- INFORMATION SUPPLIED -
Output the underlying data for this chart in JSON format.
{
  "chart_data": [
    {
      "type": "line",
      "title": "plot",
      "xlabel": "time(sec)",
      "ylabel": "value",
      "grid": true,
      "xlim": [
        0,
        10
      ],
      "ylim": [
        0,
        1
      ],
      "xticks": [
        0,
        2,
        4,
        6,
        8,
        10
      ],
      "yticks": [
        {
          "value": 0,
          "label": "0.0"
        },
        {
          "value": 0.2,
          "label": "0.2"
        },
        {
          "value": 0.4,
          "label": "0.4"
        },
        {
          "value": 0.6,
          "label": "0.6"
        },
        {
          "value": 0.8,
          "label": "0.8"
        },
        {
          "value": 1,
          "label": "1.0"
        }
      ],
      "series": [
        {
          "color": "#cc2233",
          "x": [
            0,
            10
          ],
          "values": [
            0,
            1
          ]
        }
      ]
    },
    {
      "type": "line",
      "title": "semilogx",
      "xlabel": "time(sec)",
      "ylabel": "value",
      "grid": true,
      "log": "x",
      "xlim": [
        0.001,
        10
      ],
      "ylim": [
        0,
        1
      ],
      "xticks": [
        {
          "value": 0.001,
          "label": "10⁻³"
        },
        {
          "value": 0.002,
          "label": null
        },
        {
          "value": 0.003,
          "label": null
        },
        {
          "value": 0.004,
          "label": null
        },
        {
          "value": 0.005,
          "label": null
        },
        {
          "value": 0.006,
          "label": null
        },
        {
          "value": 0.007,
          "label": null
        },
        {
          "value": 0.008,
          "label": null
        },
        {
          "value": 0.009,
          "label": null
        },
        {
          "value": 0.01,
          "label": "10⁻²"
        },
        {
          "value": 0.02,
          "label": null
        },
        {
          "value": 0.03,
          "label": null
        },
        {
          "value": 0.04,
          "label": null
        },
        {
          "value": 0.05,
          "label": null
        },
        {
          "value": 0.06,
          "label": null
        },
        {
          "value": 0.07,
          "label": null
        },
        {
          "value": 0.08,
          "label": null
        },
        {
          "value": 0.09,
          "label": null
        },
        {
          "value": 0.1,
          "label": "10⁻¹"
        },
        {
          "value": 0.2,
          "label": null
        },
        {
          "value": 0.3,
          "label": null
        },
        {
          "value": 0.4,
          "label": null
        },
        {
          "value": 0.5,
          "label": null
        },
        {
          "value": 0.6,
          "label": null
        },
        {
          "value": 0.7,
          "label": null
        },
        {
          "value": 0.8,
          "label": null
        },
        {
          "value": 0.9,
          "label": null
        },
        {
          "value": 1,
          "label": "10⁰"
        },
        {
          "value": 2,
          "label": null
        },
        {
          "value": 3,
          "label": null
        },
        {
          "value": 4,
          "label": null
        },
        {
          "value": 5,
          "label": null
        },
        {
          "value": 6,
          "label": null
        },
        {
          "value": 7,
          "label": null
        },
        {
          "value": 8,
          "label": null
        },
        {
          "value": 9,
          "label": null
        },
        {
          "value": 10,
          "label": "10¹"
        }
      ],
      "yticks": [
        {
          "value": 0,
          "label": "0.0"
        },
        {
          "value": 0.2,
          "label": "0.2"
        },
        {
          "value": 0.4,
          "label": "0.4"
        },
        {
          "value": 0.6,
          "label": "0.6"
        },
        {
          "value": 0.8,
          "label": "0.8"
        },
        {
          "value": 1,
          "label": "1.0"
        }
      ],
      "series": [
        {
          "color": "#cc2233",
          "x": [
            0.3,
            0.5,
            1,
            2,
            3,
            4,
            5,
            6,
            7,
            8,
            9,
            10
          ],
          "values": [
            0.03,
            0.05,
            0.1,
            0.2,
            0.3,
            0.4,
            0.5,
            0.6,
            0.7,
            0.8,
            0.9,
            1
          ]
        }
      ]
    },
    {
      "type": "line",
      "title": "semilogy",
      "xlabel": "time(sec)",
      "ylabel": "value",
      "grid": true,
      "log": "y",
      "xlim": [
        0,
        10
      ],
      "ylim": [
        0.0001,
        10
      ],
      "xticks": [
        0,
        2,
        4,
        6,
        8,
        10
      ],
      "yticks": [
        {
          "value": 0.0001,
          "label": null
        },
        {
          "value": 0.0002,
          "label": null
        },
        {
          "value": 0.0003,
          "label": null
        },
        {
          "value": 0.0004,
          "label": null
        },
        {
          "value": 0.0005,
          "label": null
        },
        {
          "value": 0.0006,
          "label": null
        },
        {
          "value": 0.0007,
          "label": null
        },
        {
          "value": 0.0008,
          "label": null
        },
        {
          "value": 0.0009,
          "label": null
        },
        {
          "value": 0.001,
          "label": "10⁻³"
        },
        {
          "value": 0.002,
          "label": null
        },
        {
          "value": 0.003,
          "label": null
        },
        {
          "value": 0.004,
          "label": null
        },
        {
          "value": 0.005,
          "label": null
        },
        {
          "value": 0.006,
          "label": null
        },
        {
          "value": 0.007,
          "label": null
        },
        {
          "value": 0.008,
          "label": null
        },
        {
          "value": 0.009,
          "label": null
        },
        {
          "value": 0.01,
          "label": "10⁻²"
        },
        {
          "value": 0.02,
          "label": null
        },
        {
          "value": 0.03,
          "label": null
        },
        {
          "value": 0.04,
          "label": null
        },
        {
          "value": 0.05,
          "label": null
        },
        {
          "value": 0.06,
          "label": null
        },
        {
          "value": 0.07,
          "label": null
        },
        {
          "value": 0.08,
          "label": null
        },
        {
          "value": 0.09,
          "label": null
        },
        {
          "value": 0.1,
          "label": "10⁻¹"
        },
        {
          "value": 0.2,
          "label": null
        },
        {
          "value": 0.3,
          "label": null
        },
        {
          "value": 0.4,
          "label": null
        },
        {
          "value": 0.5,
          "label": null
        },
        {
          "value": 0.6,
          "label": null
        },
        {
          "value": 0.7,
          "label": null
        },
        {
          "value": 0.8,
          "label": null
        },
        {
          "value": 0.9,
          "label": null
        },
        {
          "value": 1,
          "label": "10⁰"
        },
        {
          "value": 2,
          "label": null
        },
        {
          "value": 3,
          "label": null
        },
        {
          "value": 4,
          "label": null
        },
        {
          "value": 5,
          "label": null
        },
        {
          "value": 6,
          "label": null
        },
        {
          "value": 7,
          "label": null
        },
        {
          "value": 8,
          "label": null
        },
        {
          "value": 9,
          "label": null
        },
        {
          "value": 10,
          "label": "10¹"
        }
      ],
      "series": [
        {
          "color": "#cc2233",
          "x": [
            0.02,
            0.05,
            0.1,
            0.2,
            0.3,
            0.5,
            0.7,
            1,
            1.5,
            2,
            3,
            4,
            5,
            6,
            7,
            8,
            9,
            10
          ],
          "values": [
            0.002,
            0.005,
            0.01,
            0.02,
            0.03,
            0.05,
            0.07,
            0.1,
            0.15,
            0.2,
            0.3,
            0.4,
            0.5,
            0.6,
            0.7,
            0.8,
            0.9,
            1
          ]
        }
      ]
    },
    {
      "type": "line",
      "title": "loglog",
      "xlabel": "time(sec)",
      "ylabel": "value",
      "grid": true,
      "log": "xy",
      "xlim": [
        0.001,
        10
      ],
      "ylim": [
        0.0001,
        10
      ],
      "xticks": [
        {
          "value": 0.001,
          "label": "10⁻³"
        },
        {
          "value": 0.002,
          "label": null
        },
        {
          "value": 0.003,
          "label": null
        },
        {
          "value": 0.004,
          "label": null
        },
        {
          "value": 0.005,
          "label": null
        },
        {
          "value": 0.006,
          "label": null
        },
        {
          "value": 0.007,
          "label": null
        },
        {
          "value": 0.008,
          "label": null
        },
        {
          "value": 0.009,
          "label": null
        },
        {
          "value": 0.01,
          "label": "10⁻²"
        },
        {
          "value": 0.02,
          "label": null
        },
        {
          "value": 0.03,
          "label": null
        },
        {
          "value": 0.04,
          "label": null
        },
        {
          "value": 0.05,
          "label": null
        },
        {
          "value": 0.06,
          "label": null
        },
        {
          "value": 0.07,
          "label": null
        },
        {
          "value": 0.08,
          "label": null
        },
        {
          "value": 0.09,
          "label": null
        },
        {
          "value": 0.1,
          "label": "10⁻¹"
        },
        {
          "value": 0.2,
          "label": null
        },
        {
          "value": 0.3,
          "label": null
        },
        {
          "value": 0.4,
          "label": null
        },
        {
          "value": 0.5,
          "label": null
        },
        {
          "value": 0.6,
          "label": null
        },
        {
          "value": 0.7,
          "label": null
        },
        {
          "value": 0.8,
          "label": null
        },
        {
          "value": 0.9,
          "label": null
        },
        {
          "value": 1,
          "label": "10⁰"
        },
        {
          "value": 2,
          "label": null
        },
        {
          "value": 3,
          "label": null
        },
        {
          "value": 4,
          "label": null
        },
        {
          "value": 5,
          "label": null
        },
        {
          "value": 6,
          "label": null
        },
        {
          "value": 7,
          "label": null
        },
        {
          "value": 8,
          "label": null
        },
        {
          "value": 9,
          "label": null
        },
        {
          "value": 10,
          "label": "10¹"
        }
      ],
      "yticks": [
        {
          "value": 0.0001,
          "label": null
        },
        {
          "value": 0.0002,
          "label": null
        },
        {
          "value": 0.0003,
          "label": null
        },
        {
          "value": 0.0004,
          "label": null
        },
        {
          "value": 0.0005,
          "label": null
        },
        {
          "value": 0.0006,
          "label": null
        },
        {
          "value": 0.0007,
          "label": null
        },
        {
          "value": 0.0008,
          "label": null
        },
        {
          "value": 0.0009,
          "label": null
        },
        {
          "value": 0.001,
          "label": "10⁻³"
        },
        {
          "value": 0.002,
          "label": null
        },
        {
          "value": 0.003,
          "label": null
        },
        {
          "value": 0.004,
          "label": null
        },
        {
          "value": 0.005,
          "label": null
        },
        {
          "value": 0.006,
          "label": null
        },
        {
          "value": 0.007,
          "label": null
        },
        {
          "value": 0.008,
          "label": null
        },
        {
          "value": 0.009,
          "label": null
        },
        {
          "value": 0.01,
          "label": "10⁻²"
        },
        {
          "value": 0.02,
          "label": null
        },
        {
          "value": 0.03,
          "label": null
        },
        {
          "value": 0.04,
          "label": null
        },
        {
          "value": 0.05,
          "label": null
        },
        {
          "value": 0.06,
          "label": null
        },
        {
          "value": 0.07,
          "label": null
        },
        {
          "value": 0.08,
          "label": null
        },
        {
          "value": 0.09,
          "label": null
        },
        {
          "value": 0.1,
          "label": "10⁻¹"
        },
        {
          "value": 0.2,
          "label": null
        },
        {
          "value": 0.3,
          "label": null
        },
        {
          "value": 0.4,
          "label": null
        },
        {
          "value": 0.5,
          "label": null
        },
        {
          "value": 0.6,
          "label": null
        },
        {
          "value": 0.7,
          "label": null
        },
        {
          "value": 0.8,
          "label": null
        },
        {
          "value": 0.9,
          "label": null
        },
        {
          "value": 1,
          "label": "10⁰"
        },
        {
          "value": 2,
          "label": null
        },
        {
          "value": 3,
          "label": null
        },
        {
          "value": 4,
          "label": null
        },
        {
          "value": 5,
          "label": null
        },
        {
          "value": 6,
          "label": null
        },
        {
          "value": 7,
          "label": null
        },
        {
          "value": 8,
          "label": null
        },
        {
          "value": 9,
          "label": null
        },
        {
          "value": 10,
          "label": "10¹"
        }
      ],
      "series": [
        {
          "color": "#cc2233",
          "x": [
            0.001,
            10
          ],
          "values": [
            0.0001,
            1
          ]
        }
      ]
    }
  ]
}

- EXERCISE GOAL -
Within the listing above, work out how many lines contain the string "title", and reply with that number only.

- SOLVED PROBLEM -
4